- Exercise -
In the entries below, identify every line with the string "corr" and copy it.

- Information supplied -
>> begin

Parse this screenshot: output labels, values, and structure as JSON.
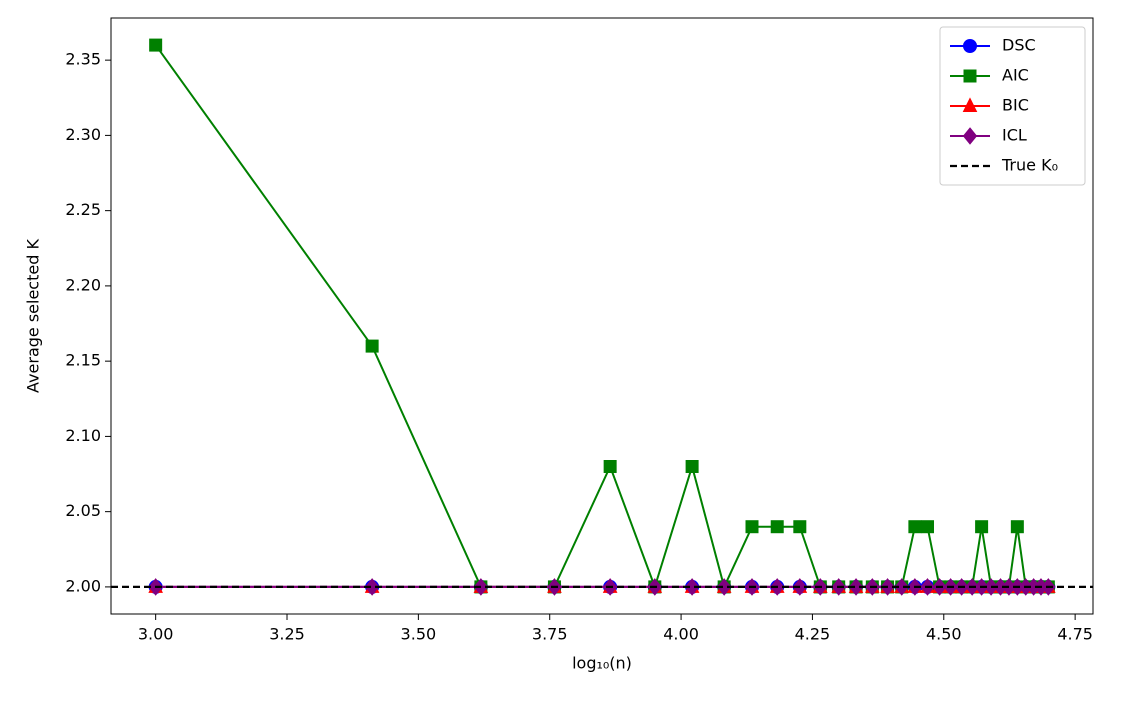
{
  "chart_data": {
    "type": "line",
    "xlabel": "log₁₀(n)",
    "ylabel": "Average selected K",
    "x": [
      3.0,
      3.412,
      3.619,
      3.759,
      3.865,
      3.95,
      4.021,
      4.082,
      4.135,
      4.183,
      4.226,
      4.265,
      4.3,
      4.333,
      4.364,
      4.393,
      4.42,
      4.445,
      4.469,
      4.492,
      4.513,
      4.534,
      4.554,
      4.572,
      4.59,
      4.608,
      4.624,
      4.64,
      4.656,
      4.671,
      4.685,
      4.699
    ],
    "series": [
      {
        "name": "DSC",
        "color": "#0000ff",
        "marker": "circle",
        "values": [
          2,
          2,
          2,
          2,
          2,
          2,
          2,
          2,
          2,
          2,
          2,
          2,
          2,
          2,
          2,
          2,
          2,
          2,
          2,
          2,
          2,
          2,
          2,
          2,
          2,
          2,
          2,
          2,
          2,
          2,
          2,
          2
        ]
      },
      {
        "name": "AIC",
        "color": "#008000",
        "marker": "square",
        "values": [
          2.36,
          2.16,
          2,
          2,
          2.08,
          2,
          2.08,
          2,
          2.04,
          2.04,
          2.04,
          2,
          2,
          2,
          2,
          2,
          2,
          2.04,
          2.04,
          2,
          2,
          2,
          2,
          2.04,
          2,
          2,
          2,
          2.04,
          2,
          2,
          2,
          2
        ]
      },
      {
        "name": "BIC",
        "color": "#ff0000",
        "marker": "triangle",
        "values": [
          2,
          2,
          2,
          2,
          2,
          2,
          2,
          2,
          2,
          2,
          2,
          2,
          2,
          2,
          2,
          2,
          2,
          2,
          2,
          2,
          2,
          2,
          2,
          2,
          2,
          2,
          2,
          2,
          2,
          2,
          2,
          2
        ]
      },
      {
        "name": "ICL",
        "color": "#800080",
        "marker": "diamond",
        "values": [
          2,
          2,
          2,
          2,
          2,
          2,
          2,
          2,
          2,
          2,
          2,
          2,
          2,
          2,
          2,
          2,
          2,
          2,
          2,
          2,
          2,
          2,
          2,
          2,
          2,
          2,
          2,
          2,
          2,
          2,
          2,
          2
        ]
      }
    ],
    "reference_line": {
      "name": "True K₀",
      "value": 2,
      "color": "#000000"
    },
    "xlim": [
      2.915,
      4.784
    ],
    "ylim": [
      1.982,
      2.378
    ],
    "xticks": [
      {
        "value": 3,
        "label": "3.00"
      },
      {
        "value": 3.25,
        "label": "3.25"
      },
      {
        "value": 3.5,
        "label": "3.50"
      },
      {
        "value": 3.75,
        "label": "3.75"
      },
      {
        "value": 4,
        "label": "4.00"
      },
      {
        "value": 4.25,
        "label": "4.25"
      },
      {
        "value": 4.5,
        "label": "4.50"
      },
      {
        "value": 4.75,
        "label": "4.75"
      }
    ],
    "yticks": [
      {
        "value": 2,
        "label": "2.00"
      },
      {
        "value": 2.05,
        "label": "2.05"
      },
      {
        "value": 2.1,
        "label": "2.10"
      },
      {
        "value": 2.15,
        "label": "2.15"
      },
      {
        "value": 2.2,
        "label": "2.20"
      },
      {
        "value": 2.25,
        "label": "2.25"
      },
      {
        "value": 2.3,
        "label": "2.30"
      },
      {
        "value": 2.35,
        "label": "2.35"
      }
    ],
    "legend": "upper right"
  }
}
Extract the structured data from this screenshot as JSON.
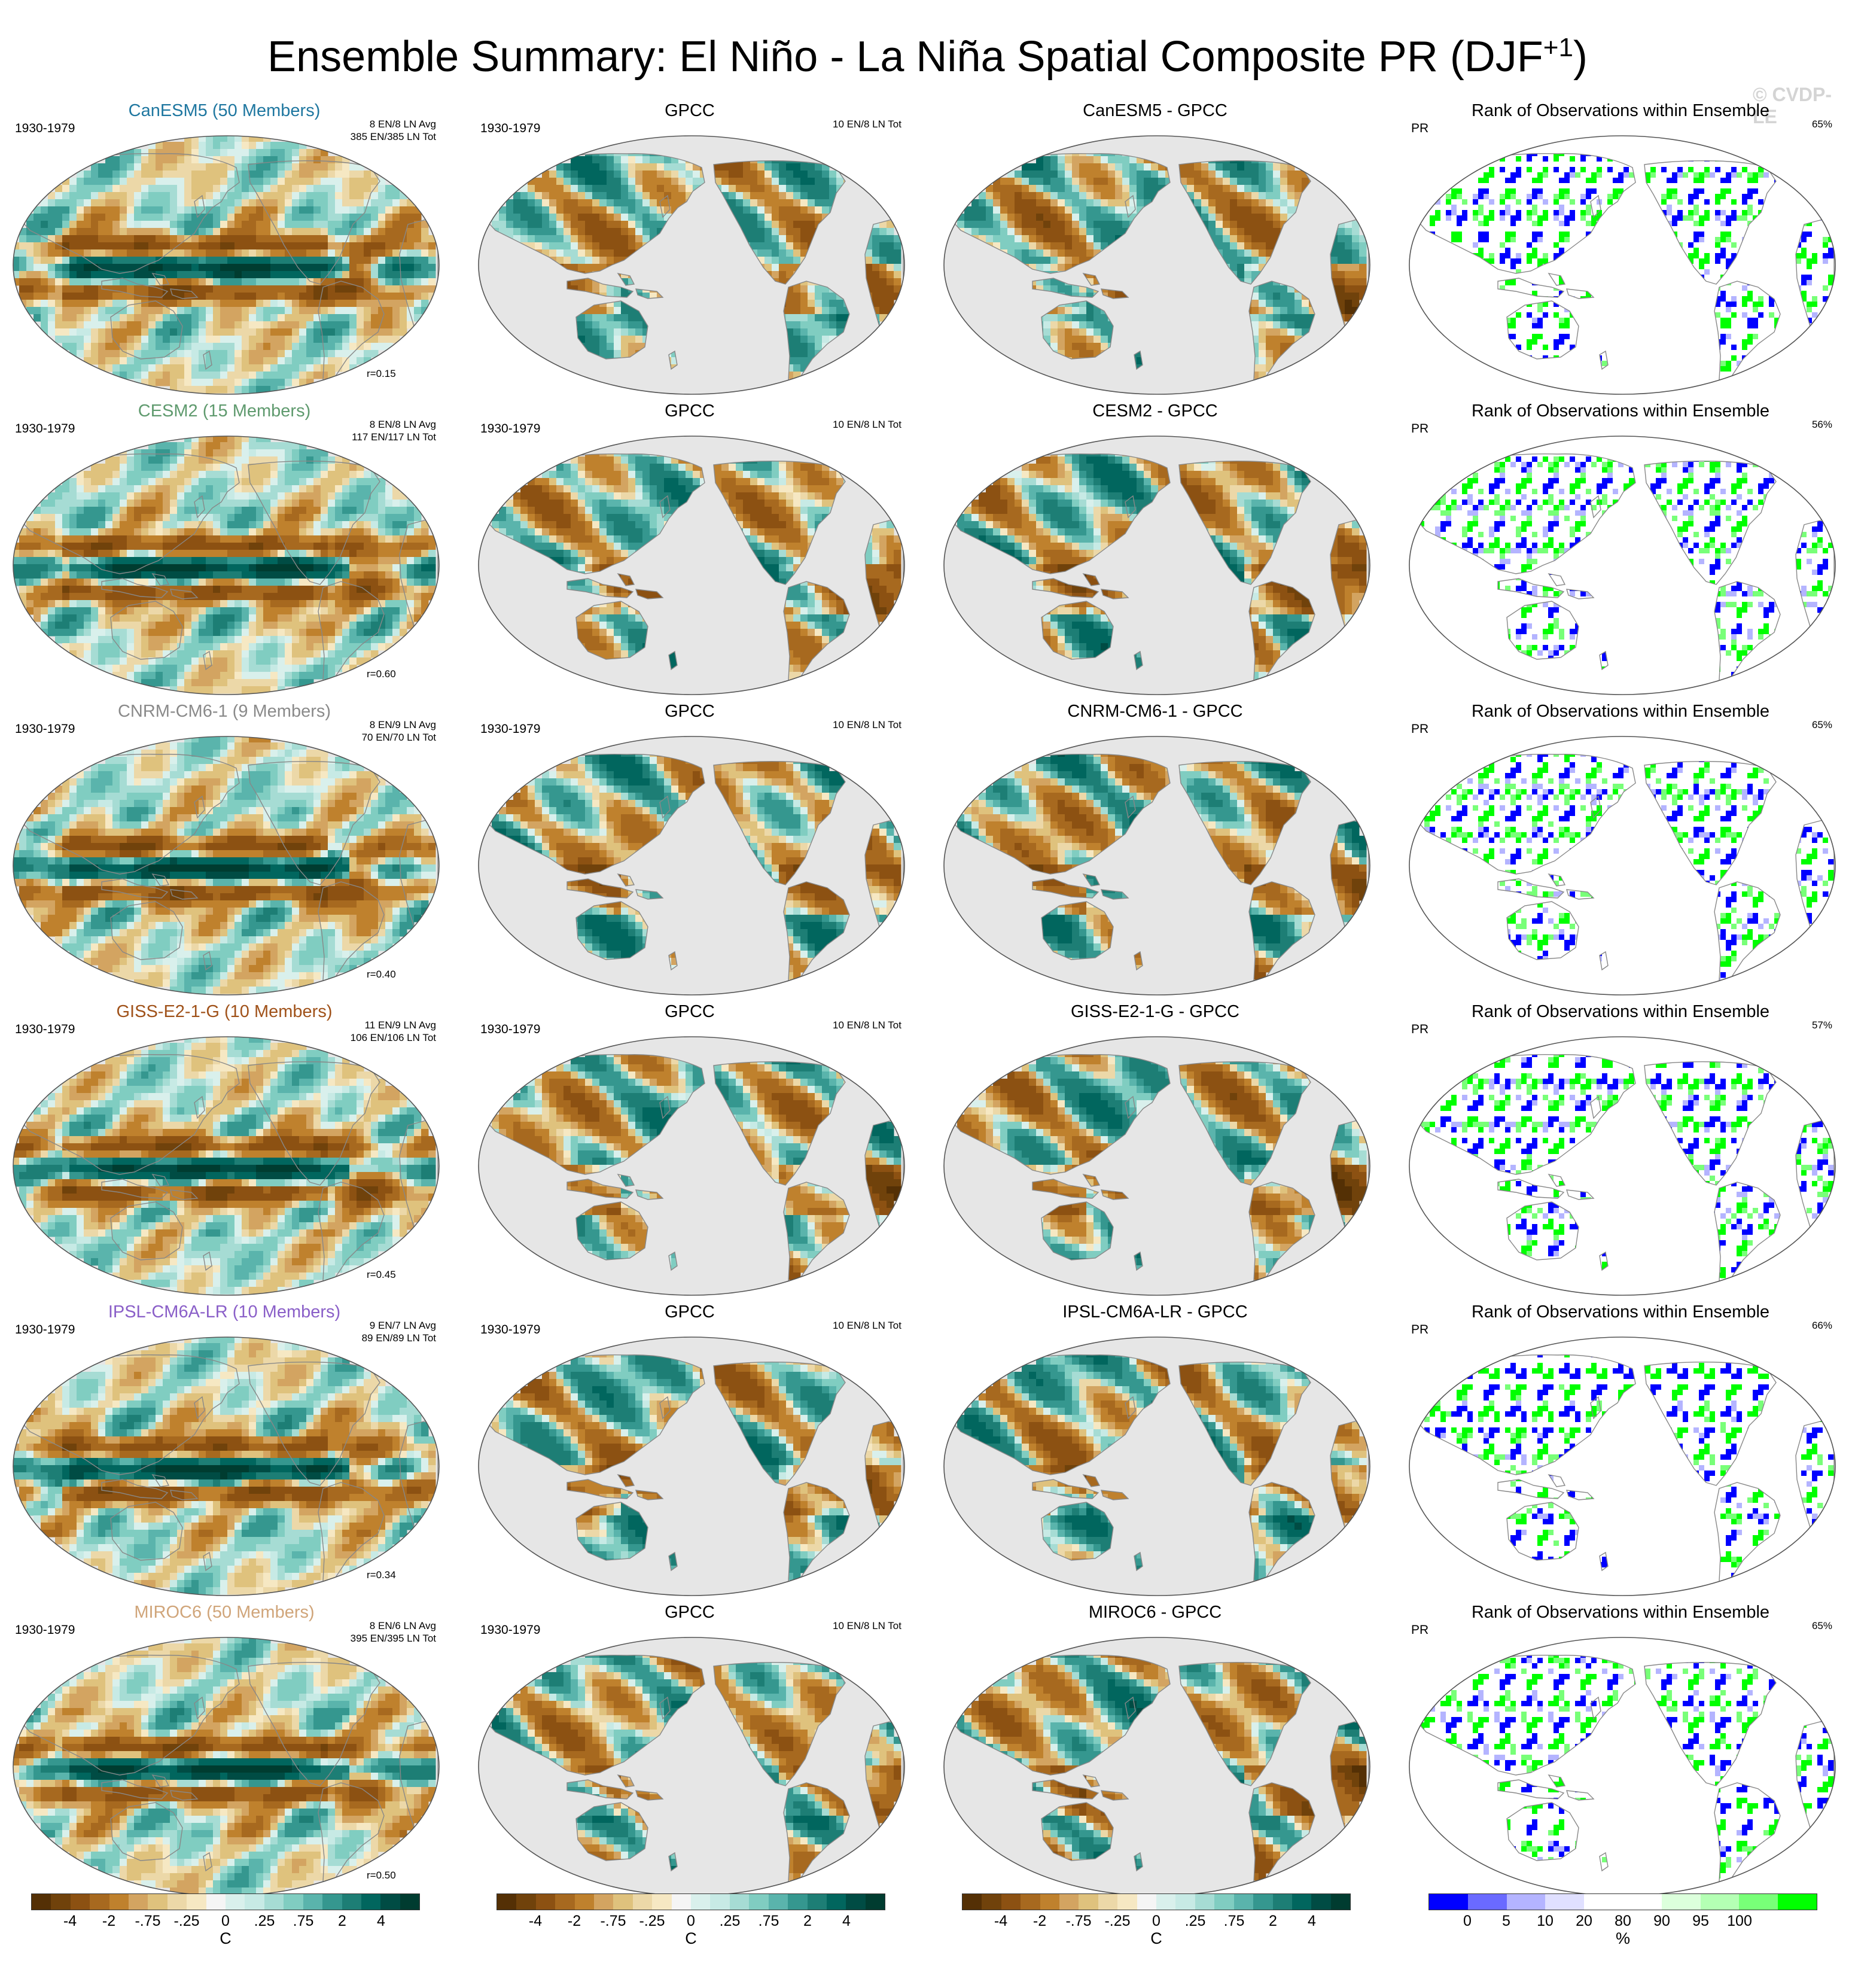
{
  "title": {
    "main": "Ensemble Summary: El Niño - La Niña Spatial Composite PR (DJF",
    "sup": "+1",
    "close": ")"
  },
  "watermark": "© CVDP-LE",
  "colors": {
    "diverging": [
      "#543005",
      "#70420b",
      "#8c5112",
      "#a7691f",
      "#bf812d",
      "#d3a461",
      "#dfc27d",
      "#ecd8a8",
      "#f6e8c3",
      "#f5f5f5",
      "#d9f0ec",
      "#c7eae5",
      "#a6dcd4",
      "#80cdc1",
      "#5ab4ac",
      "#35978f",
      "#1d7e75",
      "#01665e",
      "#004c44",
      "#003c30"
    ],
    "rank": [
      "#0000ff",
      "#6a6aff",
      "#b4b4ff",
      "#e0e0ff",
      "#ffffff",
      "#ffffff",
      "#dcffdc",
      "#b4ffb4",
      "#78ff78",
      "#00ff00"
    ],
    "globe_gray": "#e6e6e6",
    "land_line": "#888888"
  },
  "rows": [
    {
      "model": "CanESM5 (50 Members)",
      "model_color": "#1f77a0",
      "period": "1930-1979",
      "ens_info": [
        "8 EN/8 LN Avg",
        "385 EN/385 LN Tot"
      ],
      "corr": "r=0.15",
      "obs_title": "GPCC",
      "obs_period": "1930-1979",
      "obs_info": "10 EN/8 LN Tot",
      "diff_title": "CanESM5 - GPCC",
      "rank_title": "Rank of Observations within Ensemble",
      "rank_var": "PR",
      "rank_pct": "65%"
    },
    {
      "model": "CESM2 (15 Members)",
      "model_color": "#5f9a6e",
      "period": "1930-1979",
      "ens_info": [
        "8 EN/8 LN Avg",
        "117 EN/117 LN Tot"
      ],
      "corr": "r=0.60",
      "obs_title": "GPCC",
      "obs_period": "1930-1979",
      "obs_info": "10 EN/8 LN Tot",
      "diff_title": "CESM2 - GPCC",
      "rank_title": "Rank of Observations within Ensemble",
      "rank_var": "PR",
      "rank_pct": "56%"
    },
    {
      "model": "CNRM-CM6-1 (9 Members)",
      "model_color": "#8a8a8a",
      "period": "1930-1979",
      "ens_info": [
        "8 EN/9 LN Avg",
        "70 EN/70 LN Tot"
      ],
      "corr": "r=0.40",
      "obs_title": "GPCC",
      "obs_period": "1930-1979",
      "obs_info": "10 EN/8 LN Tot",
      "diff_title": "CNRM-CM6-1 - GPCC",
      "rank_title": "Rank of Observations within Ensemble",
      "rank_var": "PR",
      "rank_pct": "65%"
    },
    {
      "model": "GISS-E2-1-G (10 Members)",
      "model_color": "#a0521a",
      "period": "1930-1979",
      "ens_info": [
        "11 EN/9 LN Avg",
        "106 EN/106 LN Tot"
      ],
      "corr": "r=0.45",
      "obs_title": "GPCC",
      "obs_period": "1930-1979",
      "obs_info": "10 EN/8 LN Tot",
      "diff_title": "GISS-E2-1-G - GPCC",
      "rank_title": "Rank of Observations within Ensemble",
      "rank_var": "PR",
      "rank_pct": "57%"
    },
    {
      "model": "IPSL-CM6A-LR (10 Members)",
      "model_color": "#8a5fc8",
      "period": "1930-1979",
      "ens_info": [
        "9 EN/7 LN Avg",
        "89 EN/89 LN Tot"
      ],
      "corr": "r=0.34",
      "obs_title": "GPCC",
      "obs_period": "1930-1979",
      "obs_info": "10 EN/8 LN Tot",
      "diff_title": "IPSL-CM6A-LR - GPCC",
      "rank_title": "Rank of Observations within Ensemble",
      "rank_var": "PR",
      "rank_pct": "66%"
    },
    {
      "model": "MIROC6 (50 Members)",
      "model_color": "#d0a57a",
      "period": "1930-1979",
      "ens_info": [
        "8 EN/6 LN Avg",
        "395 EN/395 LN Tot"
      ],
      "corr": "r=0.50",
      "obs_title": "GPCC",
      "obs_period": "1930-1979",
      "obs_info": "10 EN/8 LN Tot",
      "diff_title": "MIROC6 - GPCC",
      "rank_title": "Rank of Observations within Ensemble",
      "rank_var": "PR",
      "rank_pct": "65%"
    }
  ],
  "colorbars": [
    {
      "ticks": [
        "-4",
        "-2",
        "-.75",
        "-.25",
        "0",
        ".25",
        ".75",
        "2",
        "4"
      ],
      "unit": "C"
    },
    {
      "ticks": [
        "-4",
        "-2",
        "-.75",
        "-.25",
        "0",
        ".25",
        ".75",
        "2",
        "4"
      ],
      "unit": "C"
    },
    {
      "ticks": [
        "-4",
        "-2",
        "-.75",
        "-.25",
        "0",
        ".25",
        ".75",
        "2",
        "4"
      ],
      "unit": "C"
    },
    {
      "ticks": [
        "0",
        "5",
        "10",
        "20",
        "80",
        "90",
        "95",
        "100"
      ],
      "unit": "%"
    }
  ]
}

>> end

- Full answer -
      "corr": "r=0.15",
      "corr": "r=0.60",
      "corr": "r=0.40",
      "corr": "r=0.45",
      "corr": "r=0.34",
      "corr": "r=0.50",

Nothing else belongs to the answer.